- **What you need to do**:
Count every line of the listing where the string "DAYS" occurs, and reply with the count alone.

- **Records**:
──────────────────────────────
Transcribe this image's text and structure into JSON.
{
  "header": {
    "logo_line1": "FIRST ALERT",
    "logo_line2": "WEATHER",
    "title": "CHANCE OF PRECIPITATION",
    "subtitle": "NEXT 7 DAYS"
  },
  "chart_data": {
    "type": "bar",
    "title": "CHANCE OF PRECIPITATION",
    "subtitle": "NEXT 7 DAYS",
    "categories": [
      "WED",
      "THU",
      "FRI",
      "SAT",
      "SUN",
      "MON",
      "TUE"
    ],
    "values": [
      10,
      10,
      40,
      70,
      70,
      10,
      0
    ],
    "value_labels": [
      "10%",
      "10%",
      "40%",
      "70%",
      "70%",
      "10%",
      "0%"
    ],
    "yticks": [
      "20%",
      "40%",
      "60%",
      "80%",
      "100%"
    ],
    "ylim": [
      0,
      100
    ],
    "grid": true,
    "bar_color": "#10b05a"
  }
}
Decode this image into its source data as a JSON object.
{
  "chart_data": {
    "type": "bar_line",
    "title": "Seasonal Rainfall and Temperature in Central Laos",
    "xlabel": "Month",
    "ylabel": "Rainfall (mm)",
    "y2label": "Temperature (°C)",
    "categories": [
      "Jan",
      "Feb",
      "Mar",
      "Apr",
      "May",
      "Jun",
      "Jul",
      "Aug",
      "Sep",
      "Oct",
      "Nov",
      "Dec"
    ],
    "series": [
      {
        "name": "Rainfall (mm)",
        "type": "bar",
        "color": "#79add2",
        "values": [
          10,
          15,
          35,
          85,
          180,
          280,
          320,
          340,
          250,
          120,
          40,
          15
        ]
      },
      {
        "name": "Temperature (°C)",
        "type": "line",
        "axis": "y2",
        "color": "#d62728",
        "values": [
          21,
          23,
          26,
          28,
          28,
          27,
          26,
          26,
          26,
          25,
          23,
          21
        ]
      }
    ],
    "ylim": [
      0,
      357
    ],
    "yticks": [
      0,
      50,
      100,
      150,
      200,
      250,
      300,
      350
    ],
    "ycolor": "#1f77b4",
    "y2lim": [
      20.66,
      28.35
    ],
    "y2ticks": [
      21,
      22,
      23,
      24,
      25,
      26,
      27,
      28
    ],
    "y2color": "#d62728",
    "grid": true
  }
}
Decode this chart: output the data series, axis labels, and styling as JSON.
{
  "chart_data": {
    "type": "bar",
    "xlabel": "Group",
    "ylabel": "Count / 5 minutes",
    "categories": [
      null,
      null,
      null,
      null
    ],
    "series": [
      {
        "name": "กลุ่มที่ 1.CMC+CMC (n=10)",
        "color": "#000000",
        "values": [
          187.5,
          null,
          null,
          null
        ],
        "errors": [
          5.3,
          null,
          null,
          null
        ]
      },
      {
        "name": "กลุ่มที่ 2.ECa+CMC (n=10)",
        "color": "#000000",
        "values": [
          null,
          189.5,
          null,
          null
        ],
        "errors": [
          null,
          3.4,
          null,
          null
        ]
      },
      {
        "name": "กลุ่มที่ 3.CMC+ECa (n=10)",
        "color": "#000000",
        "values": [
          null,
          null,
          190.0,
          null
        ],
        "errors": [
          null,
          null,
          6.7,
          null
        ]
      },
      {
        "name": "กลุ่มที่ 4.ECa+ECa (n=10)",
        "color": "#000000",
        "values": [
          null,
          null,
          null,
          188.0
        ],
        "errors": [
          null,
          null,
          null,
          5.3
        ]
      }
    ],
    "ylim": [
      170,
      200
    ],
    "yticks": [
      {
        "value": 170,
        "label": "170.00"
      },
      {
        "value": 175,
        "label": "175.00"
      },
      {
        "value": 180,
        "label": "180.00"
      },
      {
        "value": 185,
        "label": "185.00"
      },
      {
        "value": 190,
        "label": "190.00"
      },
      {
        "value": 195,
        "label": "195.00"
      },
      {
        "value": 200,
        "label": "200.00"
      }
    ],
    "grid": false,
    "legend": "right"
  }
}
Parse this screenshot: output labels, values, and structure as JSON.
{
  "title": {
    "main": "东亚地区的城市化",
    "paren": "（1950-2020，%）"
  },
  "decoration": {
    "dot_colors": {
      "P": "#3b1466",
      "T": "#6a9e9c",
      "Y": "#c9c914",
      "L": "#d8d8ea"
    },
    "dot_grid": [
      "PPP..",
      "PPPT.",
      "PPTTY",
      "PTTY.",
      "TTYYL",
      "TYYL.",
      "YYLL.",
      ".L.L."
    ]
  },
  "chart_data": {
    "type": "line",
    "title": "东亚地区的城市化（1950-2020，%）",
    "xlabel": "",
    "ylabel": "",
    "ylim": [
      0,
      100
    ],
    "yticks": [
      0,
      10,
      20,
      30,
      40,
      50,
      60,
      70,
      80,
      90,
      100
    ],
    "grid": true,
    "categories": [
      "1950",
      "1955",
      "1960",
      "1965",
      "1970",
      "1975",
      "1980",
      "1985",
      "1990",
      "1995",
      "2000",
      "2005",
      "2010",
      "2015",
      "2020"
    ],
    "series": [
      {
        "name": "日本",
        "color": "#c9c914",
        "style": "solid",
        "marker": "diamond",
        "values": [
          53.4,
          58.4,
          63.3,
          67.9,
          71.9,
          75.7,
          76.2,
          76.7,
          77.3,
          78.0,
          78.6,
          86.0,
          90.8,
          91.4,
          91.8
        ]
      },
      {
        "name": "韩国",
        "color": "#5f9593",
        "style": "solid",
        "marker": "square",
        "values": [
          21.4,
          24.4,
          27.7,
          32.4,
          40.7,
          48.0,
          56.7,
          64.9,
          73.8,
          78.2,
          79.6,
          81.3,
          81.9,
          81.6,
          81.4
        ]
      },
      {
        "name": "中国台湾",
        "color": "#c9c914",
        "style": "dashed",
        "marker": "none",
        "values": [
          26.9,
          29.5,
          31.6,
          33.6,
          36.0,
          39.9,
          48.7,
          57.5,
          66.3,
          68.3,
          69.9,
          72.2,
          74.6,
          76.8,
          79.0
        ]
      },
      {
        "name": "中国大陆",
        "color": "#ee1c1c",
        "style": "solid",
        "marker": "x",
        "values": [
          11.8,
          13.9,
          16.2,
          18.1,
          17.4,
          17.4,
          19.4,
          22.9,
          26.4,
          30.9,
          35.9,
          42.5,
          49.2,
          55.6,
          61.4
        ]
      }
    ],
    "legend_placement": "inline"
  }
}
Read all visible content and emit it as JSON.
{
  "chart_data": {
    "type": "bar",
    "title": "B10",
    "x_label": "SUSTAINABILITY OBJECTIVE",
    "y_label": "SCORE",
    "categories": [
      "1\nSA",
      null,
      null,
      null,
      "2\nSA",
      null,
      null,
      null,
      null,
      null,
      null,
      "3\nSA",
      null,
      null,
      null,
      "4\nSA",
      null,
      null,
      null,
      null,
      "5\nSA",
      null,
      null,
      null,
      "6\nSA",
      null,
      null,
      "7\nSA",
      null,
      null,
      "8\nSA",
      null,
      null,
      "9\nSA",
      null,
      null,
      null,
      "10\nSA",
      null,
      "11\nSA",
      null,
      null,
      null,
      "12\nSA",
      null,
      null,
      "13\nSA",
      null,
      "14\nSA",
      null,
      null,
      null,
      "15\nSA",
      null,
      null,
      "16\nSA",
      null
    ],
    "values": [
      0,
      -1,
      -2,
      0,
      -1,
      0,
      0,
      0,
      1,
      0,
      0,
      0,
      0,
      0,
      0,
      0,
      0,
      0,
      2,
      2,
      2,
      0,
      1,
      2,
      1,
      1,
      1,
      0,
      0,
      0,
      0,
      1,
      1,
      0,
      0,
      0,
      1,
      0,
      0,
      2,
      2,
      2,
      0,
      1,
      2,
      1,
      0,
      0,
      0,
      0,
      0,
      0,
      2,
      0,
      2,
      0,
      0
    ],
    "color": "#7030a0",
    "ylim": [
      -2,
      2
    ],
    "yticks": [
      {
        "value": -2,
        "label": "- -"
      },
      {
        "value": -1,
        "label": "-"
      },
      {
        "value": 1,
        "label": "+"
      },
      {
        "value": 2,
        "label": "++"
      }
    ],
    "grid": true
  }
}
──────────────────────────────
- **The response**:
2